**Task description**
From the entries below, keep only the lines that contain the string "scrollbar", matching case exactly, and copy each of those lines in full.

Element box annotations
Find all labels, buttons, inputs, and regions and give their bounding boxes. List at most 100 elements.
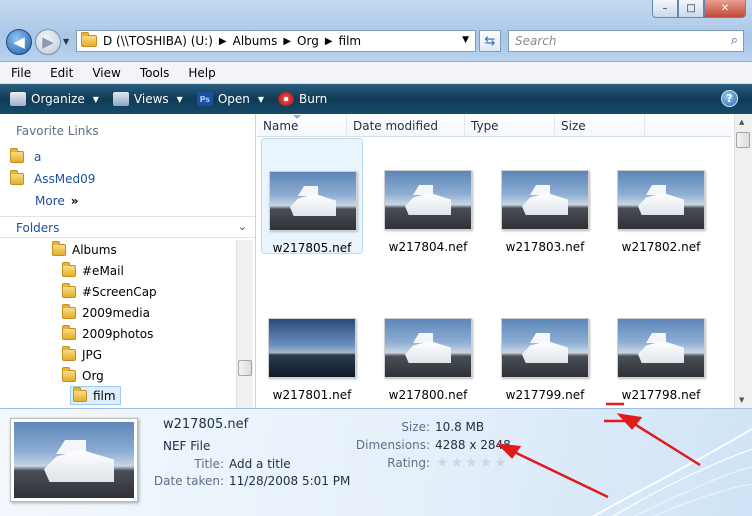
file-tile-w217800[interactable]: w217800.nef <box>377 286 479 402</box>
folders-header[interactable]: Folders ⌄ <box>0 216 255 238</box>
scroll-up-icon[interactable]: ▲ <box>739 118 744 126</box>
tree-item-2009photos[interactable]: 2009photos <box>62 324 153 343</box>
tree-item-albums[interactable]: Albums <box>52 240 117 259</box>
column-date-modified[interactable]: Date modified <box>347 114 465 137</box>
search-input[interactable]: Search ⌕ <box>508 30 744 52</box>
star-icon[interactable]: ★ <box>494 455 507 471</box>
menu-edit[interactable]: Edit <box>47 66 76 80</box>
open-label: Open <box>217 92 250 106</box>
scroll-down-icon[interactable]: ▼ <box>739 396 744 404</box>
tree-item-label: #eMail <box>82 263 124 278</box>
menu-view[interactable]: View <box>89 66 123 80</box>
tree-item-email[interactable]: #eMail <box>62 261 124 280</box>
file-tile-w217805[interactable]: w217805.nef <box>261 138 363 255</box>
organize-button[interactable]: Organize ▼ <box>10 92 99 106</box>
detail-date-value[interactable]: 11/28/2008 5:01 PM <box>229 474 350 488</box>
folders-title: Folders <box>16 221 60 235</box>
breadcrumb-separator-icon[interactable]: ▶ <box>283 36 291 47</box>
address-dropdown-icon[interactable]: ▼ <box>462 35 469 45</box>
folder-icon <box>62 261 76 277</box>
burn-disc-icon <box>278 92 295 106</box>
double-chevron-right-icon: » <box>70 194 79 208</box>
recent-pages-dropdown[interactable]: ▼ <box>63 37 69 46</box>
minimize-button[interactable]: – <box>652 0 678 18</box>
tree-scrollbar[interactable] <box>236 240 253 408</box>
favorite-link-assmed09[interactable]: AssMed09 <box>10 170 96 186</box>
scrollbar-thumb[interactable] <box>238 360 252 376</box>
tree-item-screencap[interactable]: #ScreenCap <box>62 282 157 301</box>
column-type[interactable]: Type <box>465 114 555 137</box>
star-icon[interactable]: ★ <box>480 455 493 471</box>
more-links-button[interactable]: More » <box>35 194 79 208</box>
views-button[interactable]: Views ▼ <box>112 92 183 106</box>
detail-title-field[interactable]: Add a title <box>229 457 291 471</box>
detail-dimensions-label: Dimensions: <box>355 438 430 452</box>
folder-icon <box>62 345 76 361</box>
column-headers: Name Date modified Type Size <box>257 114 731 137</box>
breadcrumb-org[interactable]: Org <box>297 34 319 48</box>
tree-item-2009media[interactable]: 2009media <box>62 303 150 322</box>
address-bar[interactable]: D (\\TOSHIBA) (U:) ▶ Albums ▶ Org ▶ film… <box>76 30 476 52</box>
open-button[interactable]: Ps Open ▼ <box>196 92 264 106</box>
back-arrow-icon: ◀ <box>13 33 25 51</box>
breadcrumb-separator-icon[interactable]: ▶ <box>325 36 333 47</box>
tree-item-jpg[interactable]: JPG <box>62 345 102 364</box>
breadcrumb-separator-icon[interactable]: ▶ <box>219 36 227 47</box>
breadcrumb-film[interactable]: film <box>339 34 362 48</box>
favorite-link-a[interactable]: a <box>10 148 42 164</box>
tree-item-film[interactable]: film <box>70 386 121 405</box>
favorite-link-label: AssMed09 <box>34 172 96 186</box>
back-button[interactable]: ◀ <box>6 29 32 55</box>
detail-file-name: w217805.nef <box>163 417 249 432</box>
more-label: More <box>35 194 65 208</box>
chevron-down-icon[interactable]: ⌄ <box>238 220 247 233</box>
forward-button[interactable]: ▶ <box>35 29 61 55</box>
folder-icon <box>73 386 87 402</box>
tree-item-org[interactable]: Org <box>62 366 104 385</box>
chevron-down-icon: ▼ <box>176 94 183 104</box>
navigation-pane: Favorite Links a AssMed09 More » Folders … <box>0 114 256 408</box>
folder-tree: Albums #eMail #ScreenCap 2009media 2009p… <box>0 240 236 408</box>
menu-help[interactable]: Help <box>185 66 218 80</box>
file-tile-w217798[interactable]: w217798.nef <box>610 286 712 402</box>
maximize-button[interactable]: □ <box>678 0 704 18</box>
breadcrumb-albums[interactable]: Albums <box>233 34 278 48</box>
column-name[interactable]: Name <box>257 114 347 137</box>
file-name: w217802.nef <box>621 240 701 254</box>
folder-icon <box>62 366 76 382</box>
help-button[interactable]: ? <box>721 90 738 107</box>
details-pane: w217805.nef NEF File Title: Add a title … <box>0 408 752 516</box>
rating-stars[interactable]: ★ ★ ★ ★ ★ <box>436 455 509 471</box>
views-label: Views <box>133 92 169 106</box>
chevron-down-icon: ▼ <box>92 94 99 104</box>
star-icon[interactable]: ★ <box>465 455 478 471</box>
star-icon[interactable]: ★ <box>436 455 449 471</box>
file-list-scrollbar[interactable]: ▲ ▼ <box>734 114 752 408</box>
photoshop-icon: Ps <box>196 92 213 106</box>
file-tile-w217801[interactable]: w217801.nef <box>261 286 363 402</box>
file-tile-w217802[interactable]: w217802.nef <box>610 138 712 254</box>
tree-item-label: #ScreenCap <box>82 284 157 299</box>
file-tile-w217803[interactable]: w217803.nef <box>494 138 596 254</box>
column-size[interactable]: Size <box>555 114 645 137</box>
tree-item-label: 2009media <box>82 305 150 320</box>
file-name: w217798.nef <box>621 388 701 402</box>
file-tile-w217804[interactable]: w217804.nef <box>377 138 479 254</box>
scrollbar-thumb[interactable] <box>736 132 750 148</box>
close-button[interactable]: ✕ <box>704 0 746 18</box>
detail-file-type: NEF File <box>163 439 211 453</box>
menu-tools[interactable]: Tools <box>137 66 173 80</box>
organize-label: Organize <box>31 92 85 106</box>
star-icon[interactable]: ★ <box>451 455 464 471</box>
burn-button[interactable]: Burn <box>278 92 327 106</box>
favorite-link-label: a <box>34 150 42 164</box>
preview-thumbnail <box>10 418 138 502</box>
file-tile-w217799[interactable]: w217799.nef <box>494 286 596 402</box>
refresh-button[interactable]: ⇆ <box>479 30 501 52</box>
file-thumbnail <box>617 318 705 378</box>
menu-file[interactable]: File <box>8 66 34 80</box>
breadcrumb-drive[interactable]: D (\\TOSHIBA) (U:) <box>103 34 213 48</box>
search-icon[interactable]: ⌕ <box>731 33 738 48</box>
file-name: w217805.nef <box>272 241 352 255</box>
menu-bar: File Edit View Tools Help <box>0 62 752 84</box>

**Exercise response**
tree-scrollbar[interactable] <box>236 240 253 408</box>
scrollbar-thumb[interactable] <box>238 360 252 376</box>
file-list-scrollbar[interactable]: ▲ ▼ <box>734 114 752 408</box>
scrollbar-thumb[interactable] <box>736 132 750 148</box>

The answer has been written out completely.